### Goal of the exercise
Where a line contains the word "цепи", copy that line.

(Data listing)
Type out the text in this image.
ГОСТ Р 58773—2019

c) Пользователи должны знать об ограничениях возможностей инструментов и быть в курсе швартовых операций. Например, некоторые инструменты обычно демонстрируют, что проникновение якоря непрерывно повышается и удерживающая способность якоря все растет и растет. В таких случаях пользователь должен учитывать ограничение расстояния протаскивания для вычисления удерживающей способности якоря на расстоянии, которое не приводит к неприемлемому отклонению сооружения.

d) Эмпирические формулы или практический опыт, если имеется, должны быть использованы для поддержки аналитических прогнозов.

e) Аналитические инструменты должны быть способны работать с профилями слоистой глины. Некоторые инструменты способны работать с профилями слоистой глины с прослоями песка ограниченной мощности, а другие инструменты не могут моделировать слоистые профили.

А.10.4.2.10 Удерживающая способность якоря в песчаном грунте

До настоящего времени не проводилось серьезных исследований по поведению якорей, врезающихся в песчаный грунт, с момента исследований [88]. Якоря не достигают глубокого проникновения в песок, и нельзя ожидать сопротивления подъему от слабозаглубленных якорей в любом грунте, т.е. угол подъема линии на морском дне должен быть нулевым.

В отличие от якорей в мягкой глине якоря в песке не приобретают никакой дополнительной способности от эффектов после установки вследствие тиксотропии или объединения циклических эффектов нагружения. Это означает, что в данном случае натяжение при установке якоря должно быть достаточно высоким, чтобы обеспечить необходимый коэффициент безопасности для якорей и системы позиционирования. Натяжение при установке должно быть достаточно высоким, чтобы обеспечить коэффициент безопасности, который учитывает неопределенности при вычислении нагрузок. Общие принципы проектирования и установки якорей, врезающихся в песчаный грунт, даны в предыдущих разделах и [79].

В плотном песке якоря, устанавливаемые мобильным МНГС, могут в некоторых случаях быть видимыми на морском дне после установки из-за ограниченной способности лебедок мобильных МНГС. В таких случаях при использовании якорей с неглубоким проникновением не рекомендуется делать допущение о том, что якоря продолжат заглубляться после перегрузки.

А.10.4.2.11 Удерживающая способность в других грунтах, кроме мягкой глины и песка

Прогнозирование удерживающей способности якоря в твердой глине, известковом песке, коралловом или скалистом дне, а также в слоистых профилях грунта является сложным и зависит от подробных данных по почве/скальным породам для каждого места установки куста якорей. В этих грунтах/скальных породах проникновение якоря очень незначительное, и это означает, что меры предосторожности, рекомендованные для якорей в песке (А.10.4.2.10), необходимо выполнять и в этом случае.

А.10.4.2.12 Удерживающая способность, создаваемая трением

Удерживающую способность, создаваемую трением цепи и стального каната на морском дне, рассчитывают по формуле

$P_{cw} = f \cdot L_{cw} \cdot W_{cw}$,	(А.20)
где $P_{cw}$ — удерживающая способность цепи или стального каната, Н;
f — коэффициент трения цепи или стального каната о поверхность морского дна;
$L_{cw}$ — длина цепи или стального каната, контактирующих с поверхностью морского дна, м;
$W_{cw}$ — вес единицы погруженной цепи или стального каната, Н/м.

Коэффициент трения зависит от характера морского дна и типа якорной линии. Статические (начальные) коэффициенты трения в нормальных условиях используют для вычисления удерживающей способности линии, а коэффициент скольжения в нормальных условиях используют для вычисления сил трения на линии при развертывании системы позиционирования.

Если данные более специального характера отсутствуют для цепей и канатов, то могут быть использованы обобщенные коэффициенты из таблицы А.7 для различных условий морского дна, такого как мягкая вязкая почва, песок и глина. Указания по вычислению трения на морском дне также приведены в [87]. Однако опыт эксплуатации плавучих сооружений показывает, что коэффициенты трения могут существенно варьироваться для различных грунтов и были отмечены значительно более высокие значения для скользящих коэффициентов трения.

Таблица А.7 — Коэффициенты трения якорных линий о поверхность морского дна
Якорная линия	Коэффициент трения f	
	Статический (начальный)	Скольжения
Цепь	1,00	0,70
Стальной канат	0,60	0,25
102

### Complete response
Удерживающую способность, создаваемую трением цепи и стального каната на морском дне, рассчитывают по формуле
где $P_{cw}$ — удерживающая способность цепи или стального каната, Н;
f — коэффициент трения цепи или стального каната о поверхность морского дна;
$L_{cw}$ — длина цепи или стального каната, контактирующих с поверхностью морского дна, м;
$W_{cw}$ — вес единицы погруженной цепи или стального каната, Н/м.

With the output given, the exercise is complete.